TO DO: Pull out every line below holding the word "marker".

THE INPUT:
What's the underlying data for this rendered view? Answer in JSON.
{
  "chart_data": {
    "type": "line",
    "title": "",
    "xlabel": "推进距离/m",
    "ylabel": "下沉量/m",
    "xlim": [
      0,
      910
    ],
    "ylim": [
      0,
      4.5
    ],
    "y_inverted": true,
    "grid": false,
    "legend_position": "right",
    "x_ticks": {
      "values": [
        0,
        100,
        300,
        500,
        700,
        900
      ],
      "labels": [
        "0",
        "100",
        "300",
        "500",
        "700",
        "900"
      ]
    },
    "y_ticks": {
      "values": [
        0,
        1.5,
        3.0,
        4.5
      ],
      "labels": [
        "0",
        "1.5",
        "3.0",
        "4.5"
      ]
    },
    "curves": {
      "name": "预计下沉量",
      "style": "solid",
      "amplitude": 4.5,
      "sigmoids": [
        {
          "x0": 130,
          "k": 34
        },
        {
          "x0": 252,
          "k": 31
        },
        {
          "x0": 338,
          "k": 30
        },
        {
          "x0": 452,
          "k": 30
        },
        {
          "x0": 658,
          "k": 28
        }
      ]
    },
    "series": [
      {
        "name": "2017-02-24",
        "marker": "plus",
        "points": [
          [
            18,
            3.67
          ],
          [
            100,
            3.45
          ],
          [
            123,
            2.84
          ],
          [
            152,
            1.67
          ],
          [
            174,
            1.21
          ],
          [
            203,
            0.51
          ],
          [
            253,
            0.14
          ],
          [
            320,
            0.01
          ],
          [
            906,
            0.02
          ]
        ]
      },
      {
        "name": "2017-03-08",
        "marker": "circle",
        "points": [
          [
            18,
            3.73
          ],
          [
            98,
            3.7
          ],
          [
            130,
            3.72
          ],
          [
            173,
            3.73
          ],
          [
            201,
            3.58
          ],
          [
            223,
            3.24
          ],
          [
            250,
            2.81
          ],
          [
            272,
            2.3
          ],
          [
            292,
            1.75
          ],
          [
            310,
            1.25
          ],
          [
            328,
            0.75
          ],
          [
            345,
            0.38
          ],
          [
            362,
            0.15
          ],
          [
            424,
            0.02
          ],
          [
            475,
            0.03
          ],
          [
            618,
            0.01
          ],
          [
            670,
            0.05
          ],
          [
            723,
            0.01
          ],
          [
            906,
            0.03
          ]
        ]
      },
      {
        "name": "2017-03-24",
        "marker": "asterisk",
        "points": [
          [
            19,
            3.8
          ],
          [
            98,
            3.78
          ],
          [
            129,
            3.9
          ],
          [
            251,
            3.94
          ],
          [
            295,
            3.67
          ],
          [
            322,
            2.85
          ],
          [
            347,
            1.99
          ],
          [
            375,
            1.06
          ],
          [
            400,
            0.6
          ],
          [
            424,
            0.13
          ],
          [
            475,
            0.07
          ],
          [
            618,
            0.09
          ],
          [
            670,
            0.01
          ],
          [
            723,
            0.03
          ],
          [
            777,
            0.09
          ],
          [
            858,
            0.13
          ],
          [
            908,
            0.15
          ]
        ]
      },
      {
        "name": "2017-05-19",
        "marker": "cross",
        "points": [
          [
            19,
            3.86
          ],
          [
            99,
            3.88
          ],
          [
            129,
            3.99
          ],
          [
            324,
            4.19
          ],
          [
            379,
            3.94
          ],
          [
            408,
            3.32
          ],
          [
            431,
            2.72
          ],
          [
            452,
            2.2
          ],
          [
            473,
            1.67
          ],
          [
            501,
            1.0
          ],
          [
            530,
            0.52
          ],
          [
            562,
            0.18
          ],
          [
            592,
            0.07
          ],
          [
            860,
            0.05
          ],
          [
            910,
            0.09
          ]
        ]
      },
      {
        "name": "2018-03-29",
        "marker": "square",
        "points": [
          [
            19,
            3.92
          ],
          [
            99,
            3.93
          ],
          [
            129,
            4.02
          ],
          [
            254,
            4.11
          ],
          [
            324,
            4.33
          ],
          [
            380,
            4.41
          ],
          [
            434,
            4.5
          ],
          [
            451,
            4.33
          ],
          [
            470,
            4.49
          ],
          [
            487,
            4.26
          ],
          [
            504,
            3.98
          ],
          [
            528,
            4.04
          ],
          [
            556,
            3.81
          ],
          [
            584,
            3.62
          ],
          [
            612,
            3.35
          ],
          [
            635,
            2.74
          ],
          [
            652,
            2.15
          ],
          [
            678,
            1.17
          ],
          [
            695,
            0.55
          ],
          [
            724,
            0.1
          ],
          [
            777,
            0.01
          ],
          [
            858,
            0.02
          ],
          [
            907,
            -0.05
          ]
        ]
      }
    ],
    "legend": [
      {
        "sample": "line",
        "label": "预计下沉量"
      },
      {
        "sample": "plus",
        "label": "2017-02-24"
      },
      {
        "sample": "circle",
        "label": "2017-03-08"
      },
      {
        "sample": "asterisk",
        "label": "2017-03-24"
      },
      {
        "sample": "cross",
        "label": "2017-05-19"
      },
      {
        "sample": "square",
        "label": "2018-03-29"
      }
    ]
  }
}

COMPLETED EXERCISE:
        "marker": "plus",
        "marker": "circle",
        "marker": "asterisk",
        "marker": "cross",
        "marker": "square",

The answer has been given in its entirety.